*Goal of the exercise*
Scan the lines below for the word "学校党支部". Copy each line you find it in.

*Extracted information*

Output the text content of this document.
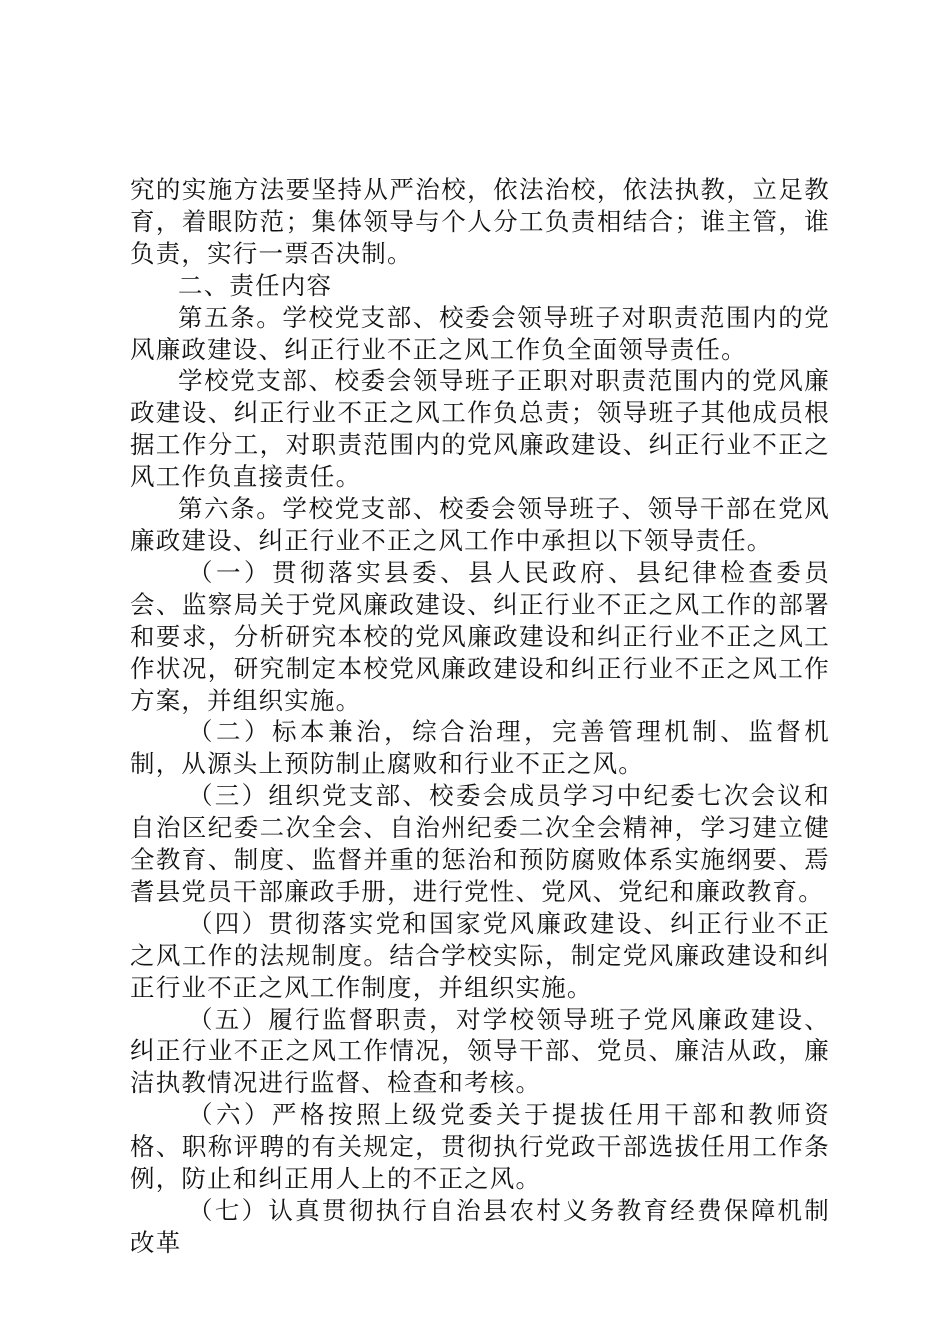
究的实施方法要坚持从严治校，依法治校，依法执教，立足教育，着眼防范；集体领导与个人分工负责相结合；谁主管，谁负责，实行一票否决制。

二、责任内容

第五条。学校党支部、校委会领导班子对职责范围内的党风廉政建设、纠正行业不正之风工作负全面领导责任。

学校党支部、校委会领导班子正职对职责范围内的党风廉政建设、纠正行业不正之风工作负总责；领导班子其他成员根据工作分工，对职责范围内的党风廉政建设、纠正行业不正之风工作负直接责任。

第六条。学校党支部、校委会领导班子、领导干部在党风廉政建设、纠正行业不正之风工作中承担以下领导责任。

（一）贯彻落实县委、县人民政府、县纪律检查委员会、监察局关于党风廉政建设、纠正行业不正之风工作的部署和要求，分析研究本校的党风廉政建设和纠正行业不正之风工作状况，研究制定本校党风廉政建设和纠正行业不正之风工作方案，并组织实施。

（二）标本兼治，综合治理，完善管理机制、监督机制，从源头上预防制止腐败和行业不正之风。

（三）组织党支部、校委会成员学习中纪委七次会议和自治区纪委二次全会、自治州纪委二次全会精神，学习建立健全教育、制度、监督并重的惩治和预防腐败体系实施纲要、焉耆县党员干部廉政手册，进行党性、党风、党纪和廉政教育。

（四）贯彻落实党和国家党风廉政建设、纠正行业不正之风工作的法规制度。结合学校实际，制定党风廉政建设和纠正行业不正之风工作制度，并组织实施。

（五）履行监督职责，对学校领导班子党风廉政建设、纠正行业不正之风工作情况，领导干部、党员、廉洁从政，廉洁执教情况进行监督、检查和考核。

（六）严格按照上级党委关于提拔任用干部和教师资格、职称评聘的有关规定，贯彻执行党政干部选拔任用工作条例，防止和纠正用人上的不正之风。

（七）认真贯彻执行自治县农村义务教育经费保障机制改革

*Worked solution*
第五条。学校党支部、校委会领导班子对职责范围内的党风廉政建设、纠正行业不正之风工作负全面领导责任。
学校党支部、校委会领导班子正职对职责范围内的党风廉政建设、纠正行业不正之风工作负总责；领导班子其他成员根据工作分工，对职责范围内的党风廉政建设、纠正行业不正之风工作负直接责任。
第六条。学校党支部、校委会领导班子、领导干部在党风廉政建设、纠正行业不正之风工作中承担以下领导责任。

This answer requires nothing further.